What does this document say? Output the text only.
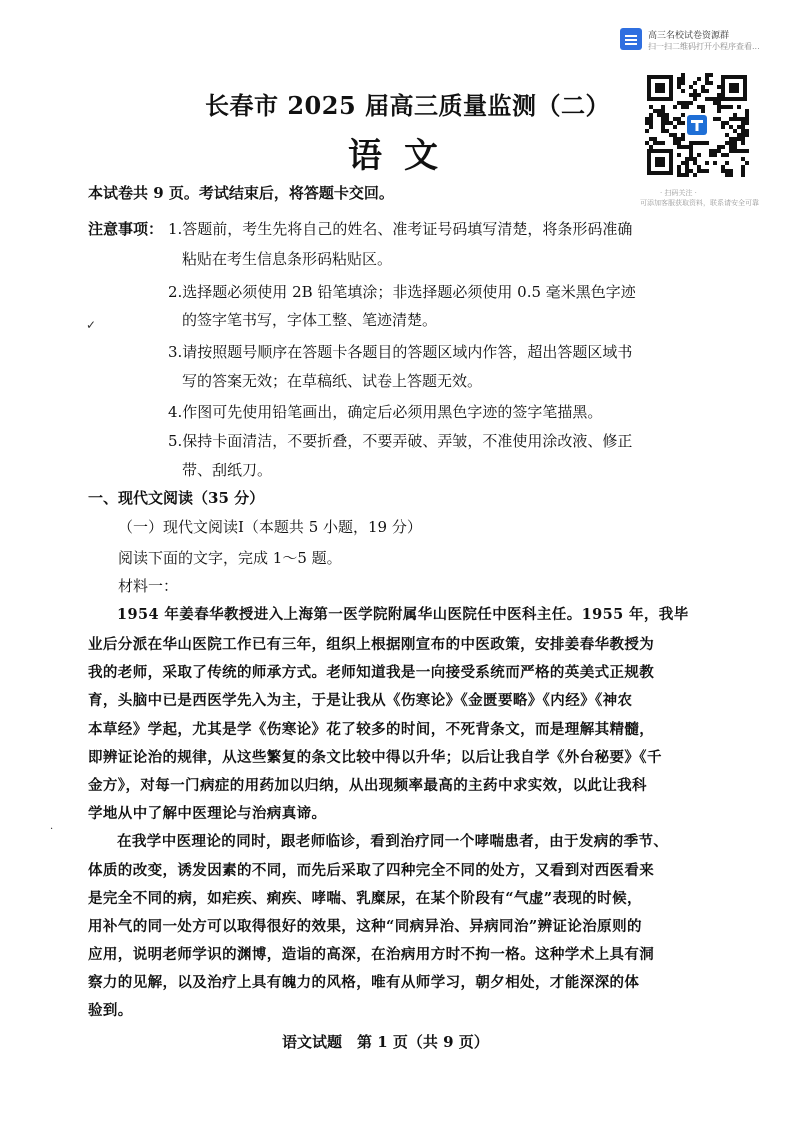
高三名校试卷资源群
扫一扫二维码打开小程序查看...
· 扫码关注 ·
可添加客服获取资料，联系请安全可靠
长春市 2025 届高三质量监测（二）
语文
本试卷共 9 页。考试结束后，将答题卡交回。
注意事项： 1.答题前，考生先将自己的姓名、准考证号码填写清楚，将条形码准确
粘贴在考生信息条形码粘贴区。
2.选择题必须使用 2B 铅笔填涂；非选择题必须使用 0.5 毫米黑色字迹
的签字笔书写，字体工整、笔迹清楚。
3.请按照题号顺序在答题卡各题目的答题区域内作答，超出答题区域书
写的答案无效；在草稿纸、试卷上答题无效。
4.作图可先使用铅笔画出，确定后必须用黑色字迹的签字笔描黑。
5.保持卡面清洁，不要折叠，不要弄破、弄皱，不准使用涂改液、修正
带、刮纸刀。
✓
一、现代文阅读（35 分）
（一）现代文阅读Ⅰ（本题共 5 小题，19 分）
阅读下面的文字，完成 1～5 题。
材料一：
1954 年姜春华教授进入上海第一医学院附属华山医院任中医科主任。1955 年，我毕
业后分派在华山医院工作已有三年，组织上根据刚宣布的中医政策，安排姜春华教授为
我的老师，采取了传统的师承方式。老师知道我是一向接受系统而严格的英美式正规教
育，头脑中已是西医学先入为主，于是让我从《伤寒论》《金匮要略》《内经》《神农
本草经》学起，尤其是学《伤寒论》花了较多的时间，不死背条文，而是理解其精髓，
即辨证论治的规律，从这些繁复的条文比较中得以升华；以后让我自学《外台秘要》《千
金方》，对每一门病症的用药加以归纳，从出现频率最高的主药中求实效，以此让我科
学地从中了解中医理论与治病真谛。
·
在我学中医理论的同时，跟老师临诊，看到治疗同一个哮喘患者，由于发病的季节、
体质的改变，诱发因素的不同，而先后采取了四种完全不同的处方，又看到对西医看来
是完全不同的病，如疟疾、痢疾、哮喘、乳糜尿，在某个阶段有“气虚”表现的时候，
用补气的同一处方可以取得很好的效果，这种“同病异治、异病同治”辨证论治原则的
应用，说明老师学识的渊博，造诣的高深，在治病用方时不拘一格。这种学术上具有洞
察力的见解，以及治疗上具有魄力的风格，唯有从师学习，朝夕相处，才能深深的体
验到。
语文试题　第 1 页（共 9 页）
********
The records above must be transcribed exactly. Pictures are left out of the copy.

Task answer:
What does this document say? Output the text only.
高三名校试卷资源群
扫一扫二维码打开小程序查看...
· 扫码关注 ·
可添加客服获取资料，联系请安全可靠
长春市 2025 届高三质量监测（二）
语文
本试卷共 9 页。考试结束后，将答题卡交回。
注意事项： 1.答题前，考生先将自己的姓名、准考证号码填写清楚，将条形码准确
粘贴在考生信息条形码粘贴区。
2.选择题必须使用 2B 铅笔填涂；非选择题必须使用 0.5 毫米黑色字迹
的签字笔书写，字体工整、笔迹清楚。
3.请按照题号顺序在答题卡各题目的答题区域内作答，超出答题区域书
写的答案无效；在草稿纸、试卷上答题无效。
4.作图可先使用铅笔画出，确定后必须用黑色字迹的签字笔描黑。
5.保持卡面清洁，不要折叠，不要弄破、弄皱，不准使用涂改液、修正
带、刮纸刀。
✓
一、现代文阅读（35 分）
（一）现代文阅读Ⅰ（本题共 5 小题，19 分）
阅读下面的文字，完成 1～5 题。
材料一：
1954 年姜春华教授进入上海第一医学院附属华山医院任中医科主任。1955 年，我毕
业后分派在华山医院工作已有三年，组织上根据刚宣布的中医政策，安排姜春华教授为
我的老师，采取了传统的师承方式。老师知道我是一向接受系统而严格的英美式正规教
育，头脑中已是西医学先入为主，于是让我从《伤寒论》《金匮要略》《内经》《神农
本草经》学起，尤其是学《伤寒论》花了较多的时间，不死背条文，而是理解其精髓，
即辨证论治的规律，从这些繁复的条文比较中得以升华；以后让我自学《外台秘要》《千
金方》，对每一门病症的用药加以归纳，从出现频率最高的主药中求实效，以此让我科
学地从中了解中医理论与治病真谛。
·
在我学中医理论的同时，跟老师临诊，看到治疗同一个哮喘患者，由于发病的季节、
体质的改变，诱发因素的不同，而先后采取了四种完全不同的处方，又看到对西医看来
是完全不同的病，如疟疾、痢疾、哮喘、乳糜尿，在某个阶段有“气虚”表现的时候，
用补气的同一处方可以取得很好的效果，这种“同病异治、异病同治”辨证论治原则的
应用，说明老师学识的渊博，造诣的高深，在治病用方时不拘一格。这种学术上具有洞
察力的见解，以及治疗上具有魄力的风格，唯有从师学习，朝夕相处，才能深深的体
验到。
语文试题　第 1 页（共 9 页）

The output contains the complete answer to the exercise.